⟨
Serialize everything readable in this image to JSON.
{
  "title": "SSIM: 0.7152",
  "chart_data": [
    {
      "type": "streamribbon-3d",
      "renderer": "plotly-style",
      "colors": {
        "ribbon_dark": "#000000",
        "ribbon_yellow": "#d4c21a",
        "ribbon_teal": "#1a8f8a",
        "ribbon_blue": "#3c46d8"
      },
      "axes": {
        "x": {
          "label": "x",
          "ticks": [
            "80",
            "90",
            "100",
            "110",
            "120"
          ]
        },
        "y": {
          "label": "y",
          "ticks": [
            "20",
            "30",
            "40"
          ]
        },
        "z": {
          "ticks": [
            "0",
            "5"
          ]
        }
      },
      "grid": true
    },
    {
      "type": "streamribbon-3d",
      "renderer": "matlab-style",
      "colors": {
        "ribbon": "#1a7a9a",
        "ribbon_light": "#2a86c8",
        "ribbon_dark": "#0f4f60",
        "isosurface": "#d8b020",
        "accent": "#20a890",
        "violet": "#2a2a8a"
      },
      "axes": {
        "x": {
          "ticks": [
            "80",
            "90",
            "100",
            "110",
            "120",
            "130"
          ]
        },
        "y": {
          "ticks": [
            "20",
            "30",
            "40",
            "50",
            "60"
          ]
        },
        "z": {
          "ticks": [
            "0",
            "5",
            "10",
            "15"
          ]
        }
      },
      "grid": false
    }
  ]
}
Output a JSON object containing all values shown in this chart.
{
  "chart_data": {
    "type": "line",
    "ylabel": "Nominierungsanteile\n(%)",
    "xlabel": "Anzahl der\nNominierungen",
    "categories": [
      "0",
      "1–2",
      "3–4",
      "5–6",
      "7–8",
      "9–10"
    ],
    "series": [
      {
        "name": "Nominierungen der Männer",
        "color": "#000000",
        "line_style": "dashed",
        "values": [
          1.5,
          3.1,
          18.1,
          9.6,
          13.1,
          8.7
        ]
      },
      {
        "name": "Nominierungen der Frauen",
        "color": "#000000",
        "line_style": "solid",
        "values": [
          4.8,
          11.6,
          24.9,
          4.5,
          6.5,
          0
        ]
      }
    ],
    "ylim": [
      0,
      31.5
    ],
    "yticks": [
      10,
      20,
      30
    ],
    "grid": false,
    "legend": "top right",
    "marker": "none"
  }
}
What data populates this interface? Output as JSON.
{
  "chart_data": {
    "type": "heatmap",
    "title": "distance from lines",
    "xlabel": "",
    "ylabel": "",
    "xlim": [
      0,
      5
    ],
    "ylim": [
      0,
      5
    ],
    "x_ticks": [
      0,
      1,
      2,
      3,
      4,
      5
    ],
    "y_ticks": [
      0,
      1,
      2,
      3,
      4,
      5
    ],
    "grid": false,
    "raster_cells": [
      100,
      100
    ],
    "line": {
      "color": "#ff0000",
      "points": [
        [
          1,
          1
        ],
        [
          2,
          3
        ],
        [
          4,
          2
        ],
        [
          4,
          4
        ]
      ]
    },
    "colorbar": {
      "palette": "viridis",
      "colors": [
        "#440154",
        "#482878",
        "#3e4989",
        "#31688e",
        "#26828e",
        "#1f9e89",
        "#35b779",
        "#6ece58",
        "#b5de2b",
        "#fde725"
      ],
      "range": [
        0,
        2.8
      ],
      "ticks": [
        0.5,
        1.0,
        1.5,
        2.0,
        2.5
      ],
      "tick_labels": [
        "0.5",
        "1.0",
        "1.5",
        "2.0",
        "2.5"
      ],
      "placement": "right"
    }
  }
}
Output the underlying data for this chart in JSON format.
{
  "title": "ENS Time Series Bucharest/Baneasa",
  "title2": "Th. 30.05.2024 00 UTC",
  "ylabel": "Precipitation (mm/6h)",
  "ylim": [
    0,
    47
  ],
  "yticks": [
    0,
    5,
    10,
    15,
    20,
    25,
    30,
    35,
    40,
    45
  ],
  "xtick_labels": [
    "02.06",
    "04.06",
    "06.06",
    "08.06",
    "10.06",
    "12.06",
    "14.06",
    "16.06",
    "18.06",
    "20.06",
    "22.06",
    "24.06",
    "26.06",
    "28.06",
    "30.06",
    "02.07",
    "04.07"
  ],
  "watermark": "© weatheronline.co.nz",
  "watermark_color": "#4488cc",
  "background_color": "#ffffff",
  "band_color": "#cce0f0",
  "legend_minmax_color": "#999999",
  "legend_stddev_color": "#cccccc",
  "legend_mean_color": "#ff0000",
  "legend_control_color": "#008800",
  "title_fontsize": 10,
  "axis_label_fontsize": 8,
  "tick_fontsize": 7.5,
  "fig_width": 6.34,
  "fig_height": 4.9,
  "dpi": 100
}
⟩
§ Written request
Count how many lines in the data contain the word "xlabel", giving the number without comment.

§ Final result
2